Instructions for the task:
Type the records out again in full, exactly.

"""

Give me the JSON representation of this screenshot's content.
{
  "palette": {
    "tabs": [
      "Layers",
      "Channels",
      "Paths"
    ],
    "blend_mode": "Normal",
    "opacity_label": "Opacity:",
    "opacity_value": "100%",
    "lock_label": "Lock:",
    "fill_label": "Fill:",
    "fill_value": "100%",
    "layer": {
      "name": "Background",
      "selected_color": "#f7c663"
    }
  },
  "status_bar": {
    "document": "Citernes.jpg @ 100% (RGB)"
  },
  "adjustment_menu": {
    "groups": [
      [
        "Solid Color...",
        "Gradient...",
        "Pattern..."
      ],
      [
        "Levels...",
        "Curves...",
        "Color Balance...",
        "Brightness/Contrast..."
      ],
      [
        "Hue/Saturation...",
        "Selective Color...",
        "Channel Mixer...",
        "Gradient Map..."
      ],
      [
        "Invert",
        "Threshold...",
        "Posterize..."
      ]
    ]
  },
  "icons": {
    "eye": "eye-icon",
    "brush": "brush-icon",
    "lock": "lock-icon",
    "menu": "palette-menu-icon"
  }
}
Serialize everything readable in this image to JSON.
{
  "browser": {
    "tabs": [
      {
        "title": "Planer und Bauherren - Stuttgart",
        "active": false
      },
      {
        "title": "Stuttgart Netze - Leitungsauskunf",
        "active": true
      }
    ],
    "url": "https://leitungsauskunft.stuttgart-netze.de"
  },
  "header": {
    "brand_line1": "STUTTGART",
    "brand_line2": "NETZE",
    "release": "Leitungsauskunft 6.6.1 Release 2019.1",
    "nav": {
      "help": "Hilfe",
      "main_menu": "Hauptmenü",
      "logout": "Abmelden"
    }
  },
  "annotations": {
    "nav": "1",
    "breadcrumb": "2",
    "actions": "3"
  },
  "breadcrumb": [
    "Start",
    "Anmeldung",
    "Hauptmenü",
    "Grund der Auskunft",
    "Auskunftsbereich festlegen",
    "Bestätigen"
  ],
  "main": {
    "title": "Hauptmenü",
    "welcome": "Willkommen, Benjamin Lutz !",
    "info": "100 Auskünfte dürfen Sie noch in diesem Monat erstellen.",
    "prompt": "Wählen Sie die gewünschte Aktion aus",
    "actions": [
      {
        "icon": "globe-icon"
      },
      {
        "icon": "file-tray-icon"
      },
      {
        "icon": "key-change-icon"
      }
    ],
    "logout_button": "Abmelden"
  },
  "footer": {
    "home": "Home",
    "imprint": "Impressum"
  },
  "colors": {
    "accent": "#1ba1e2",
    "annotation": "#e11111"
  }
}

"""

Solution below:
Give me the JSON representation of this screenshot's content.
{
  "palette": {
    "tabs": [
      "Layers",
      "Channels",
      "Paths"
    ],
    "blend_mode": "Normal",
    "opacity_label": "Opacity:",
    "opacity_value": "100%",
    "lock_label": "Lock:",
    "fill_label": "Fill:",
    "fill_value": "100%",
    "layer": {
      "name": "Background",
      "selected_color": "#f7c663"
    }
  },
  "status_bar": {
    "document": "Citernes.jpg @ 100% (RGB)"
  },
  "adjustment_menu": {
    "groups": [
      [
        "Solid Color...",
        "Gradient...",
        "Pattern..."
      ],
      [
        "Levels...",
        "Curves...",
        "Color Balance...",
        "Brightness/Contrast..."
      ],
      [
        "Hue/Saturation...",
        "Selective Color...",
        "Channel Mixer...",
        "Gradient Map..."
      ],
      [
        "Invert",
        "Threshold...",
        "Posterize..."
      ]
    ]
  },
  "icons": {
    "eye": "eye-icon",
    "brush": "brush-icon",
    "lock": "lock-icon",
    "menu": "palette-menu-icon"
  }
}
Serialize everything readable in this image to JSON.
{
  "browser": {
    "tabs": [
      {
        "title": "Planer und Bauherren - Stuttgart",
        "active": false
      },
      {
        "title": "Stuttgart Netze - Leitungsauskunf",
        "active": true
      }
    ],
    "url": "https://leitungsauskunft.stuttgart-netze.de"
  },
  "header": {
    "brand_line1": "STUTTGART",
    "brand_line2": "NETZE",
    "release": "Leitungsauskunft 6.6.1 Release 2019.1",
    "nav": {
      "help": "Hilfe",
      "main_menu": "Hauptmenü",
      "logout": "Abmelden"
    }
  },
  "annotations": {
    "nav": "1",
    "breadcrumb": "2",
    "actions": "3"
  },
  "breadcrumb": [
    "Start",
    "Anmeldung",
    "Hauptmenü",
    "Grund der Auskunft",
    "Auskunftsbereich festlegen",
    "Bestätigen"
  ],
  "main": {
    "title": "Hauptmenü",
    "welcome": "Willkommen, Benjamin Lutz !",
    "info": "100 Auskünfte dürfen Sie noch in diesem Monat erstellen.",
    "prompt": "Wählen Sie die gewünschte Aktion aus",
    "actions": [
      {
        "icon": "globe-icon"
      },
      {
        "icon": "file-tray-icon"
      },
      {
        "icon": "key-change-icon"
      }
    ],
    "logout_button": "Abmelden"
  },
  "footer": {
    "home": "Home",
    "imprint": "Impressum"
  },
  "colors": {
    "accent": "#1ba1e2",
    "annotation": "#e11111"
  }
}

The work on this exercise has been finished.